[Task prompt] Show all lines holding the string "text".
━━━━━ The data
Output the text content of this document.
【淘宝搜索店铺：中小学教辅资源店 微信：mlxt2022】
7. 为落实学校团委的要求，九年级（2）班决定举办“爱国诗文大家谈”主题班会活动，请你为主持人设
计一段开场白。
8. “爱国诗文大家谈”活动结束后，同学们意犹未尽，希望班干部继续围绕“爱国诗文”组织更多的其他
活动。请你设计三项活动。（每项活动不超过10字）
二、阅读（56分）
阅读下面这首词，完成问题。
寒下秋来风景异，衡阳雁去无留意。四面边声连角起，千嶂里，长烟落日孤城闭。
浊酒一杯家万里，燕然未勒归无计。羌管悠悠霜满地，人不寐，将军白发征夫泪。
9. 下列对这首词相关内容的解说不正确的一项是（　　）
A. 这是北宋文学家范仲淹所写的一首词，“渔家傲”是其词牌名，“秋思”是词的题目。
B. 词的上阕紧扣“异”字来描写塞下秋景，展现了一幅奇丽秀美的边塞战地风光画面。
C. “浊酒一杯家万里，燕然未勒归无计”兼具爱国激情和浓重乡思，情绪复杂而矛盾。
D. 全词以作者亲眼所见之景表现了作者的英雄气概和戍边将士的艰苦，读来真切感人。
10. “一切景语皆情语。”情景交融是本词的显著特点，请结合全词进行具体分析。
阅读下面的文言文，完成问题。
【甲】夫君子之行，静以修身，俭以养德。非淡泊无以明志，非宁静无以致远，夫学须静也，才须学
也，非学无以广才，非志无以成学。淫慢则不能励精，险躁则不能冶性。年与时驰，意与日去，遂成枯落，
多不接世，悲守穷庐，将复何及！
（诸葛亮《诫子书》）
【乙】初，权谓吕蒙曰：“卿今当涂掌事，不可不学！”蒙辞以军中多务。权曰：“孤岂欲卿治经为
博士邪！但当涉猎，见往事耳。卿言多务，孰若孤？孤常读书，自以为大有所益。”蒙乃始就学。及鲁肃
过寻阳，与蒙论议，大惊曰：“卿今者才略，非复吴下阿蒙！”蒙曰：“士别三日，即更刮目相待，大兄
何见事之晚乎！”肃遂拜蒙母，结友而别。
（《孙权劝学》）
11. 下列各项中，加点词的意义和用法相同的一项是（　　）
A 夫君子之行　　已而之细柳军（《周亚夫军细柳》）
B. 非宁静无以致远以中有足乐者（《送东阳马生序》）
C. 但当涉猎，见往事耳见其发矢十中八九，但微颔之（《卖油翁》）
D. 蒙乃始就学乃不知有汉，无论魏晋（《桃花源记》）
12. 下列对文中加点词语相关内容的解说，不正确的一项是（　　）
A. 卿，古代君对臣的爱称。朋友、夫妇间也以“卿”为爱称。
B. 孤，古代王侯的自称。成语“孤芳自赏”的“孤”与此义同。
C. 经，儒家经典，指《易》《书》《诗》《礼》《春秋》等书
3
━━━━━━━━━━
━━━━━ The data
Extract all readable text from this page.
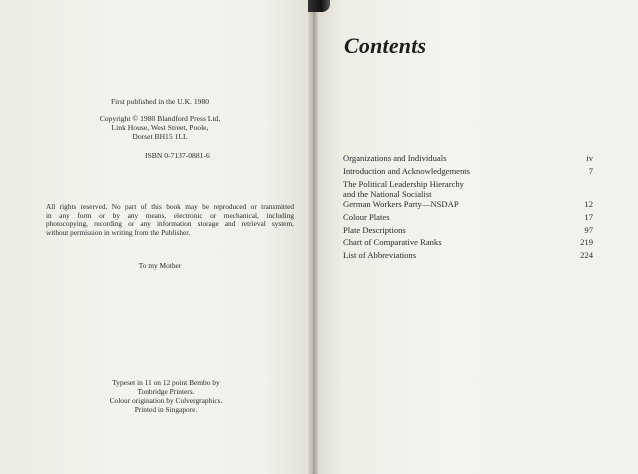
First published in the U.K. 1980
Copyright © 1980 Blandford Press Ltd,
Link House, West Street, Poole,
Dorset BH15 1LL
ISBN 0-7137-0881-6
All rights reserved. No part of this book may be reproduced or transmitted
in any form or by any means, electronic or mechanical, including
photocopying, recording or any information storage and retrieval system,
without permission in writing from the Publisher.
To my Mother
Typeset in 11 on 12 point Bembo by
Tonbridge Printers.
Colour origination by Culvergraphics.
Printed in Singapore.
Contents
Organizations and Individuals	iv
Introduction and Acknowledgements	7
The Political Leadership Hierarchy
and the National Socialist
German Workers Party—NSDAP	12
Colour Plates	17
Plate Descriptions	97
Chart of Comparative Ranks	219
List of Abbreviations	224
━━━━━━━━━━
[Exercise output]
Output the text content of this document.
Extract all readable text from this page.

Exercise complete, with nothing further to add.